>>>
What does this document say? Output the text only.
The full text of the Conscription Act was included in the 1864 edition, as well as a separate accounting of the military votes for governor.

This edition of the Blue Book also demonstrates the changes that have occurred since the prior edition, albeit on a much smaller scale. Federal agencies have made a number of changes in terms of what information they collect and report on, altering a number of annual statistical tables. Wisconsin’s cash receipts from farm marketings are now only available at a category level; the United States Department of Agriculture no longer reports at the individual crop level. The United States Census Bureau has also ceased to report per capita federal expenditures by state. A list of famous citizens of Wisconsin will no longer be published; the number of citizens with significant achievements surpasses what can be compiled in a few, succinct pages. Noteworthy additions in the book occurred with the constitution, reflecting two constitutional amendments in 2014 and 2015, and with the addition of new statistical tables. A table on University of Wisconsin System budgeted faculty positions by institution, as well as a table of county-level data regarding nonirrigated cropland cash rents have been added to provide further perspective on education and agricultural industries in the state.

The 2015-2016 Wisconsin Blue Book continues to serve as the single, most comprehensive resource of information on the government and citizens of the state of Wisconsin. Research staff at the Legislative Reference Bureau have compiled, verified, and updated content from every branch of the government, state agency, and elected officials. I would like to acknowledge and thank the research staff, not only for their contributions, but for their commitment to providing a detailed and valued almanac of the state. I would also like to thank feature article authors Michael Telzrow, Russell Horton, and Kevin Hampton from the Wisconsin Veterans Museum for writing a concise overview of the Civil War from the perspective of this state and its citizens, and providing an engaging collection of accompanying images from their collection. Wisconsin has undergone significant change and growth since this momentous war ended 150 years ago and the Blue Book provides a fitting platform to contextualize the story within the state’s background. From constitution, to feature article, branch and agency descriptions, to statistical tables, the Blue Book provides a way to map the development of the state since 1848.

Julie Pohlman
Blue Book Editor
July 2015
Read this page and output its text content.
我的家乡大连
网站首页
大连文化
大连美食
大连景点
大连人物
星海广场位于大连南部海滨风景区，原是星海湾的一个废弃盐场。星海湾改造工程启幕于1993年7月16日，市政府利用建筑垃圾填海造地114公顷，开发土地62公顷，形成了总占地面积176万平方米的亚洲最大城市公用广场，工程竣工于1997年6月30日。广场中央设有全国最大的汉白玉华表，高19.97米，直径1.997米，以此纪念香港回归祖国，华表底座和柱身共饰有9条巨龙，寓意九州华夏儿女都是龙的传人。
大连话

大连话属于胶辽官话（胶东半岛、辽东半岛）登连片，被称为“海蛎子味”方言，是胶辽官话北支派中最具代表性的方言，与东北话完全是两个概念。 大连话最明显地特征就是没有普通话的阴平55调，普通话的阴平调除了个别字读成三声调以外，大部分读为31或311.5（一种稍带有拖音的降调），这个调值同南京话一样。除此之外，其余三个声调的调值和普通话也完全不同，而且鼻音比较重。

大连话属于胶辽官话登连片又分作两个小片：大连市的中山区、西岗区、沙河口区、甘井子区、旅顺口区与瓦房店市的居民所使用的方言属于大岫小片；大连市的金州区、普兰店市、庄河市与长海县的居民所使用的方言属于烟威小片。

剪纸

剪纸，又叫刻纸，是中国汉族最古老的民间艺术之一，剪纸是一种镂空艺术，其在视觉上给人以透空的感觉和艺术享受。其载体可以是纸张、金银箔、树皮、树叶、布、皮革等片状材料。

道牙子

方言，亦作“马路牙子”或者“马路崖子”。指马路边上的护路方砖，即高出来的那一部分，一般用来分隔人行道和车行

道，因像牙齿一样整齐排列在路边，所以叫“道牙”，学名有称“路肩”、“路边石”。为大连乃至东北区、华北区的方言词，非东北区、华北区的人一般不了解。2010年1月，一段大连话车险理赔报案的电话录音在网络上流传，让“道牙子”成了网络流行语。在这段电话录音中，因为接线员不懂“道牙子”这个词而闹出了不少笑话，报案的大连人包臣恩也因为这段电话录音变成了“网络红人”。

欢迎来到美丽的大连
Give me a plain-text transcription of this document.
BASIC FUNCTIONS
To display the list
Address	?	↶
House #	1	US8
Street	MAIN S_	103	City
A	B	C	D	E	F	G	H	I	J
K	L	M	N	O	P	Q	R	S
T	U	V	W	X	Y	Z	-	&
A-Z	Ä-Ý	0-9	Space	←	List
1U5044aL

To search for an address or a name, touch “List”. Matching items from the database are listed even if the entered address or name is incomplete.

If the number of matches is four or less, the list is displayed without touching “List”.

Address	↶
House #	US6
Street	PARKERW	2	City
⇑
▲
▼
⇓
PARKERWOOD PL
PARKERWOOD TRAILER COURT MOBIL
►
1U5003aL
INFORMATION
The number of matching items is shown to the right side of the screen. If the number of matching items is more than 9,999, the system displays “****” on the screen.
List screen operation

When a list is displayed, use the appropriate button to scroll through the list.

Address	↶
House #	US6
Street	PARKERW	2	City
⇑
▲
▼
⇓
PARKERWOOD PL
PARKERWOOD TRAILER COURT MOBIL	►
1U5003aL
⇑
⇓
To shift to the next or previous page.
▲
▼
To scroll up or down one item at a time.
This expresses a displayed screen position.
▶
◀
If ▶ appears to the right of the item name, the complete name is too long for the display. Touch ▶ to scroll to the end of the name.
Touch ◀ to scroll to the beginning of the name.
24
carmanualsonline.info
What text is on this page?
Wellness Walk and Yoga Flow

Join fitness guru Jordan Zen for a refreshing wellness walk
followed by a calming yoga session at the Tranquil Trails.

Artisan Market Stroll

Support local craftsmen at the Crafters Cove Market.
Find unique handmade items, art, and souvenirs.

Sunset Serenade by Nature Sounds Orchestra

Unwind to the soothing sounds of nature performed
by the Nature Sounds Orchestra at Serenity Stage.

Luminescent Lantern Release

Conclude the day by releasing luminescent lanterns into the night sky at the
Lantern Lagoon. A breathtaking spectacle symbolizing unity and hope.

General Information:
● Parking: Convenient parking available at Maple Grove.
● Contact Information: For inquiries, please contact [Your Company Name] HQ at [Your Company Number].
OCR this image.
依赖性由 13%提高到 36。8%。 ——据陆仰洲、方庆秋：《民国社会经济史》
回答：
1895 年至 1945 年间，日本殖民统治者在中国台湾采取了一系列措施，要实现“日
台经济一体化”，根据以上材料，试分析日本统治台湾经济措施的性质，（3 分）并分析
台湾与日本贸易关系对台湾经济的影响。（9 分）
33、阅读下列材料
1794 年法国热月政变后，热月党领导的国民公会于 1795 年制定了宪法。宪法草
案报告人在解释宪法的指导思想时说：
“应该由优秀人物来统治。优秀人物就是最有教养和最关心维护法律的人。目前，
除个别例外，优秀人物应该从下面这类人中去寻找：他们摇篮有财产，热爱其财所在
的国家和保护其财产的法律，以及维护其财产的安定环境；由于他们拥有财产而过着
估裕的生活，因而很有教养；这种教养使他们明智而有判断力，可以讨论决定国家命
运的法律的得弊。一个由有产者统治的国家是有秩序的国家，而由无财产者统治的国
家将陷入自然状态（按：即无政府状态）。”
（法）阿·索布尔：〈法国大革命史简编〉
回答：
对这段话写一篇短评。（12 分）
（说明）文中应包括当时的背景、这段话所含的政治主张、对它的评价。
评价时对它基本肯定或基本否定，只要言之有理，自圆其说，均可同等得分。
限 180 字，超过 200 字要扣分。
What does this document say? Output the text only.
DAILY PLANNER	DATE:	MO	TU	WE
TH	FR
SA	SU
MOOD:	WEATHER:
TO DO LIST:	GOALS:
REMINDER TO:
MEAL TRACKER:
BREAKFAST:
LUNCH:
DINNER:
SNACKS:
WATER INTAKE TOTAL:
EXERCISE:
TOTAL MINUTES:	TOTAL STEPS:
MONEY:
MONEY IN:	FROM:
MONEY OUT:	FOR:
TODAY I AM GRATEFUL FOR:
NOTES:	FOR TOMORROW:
<<<
- SET PROBLEM: What is the number of lines that hold the string "right"? Give it alone.

- OUTPUT: 2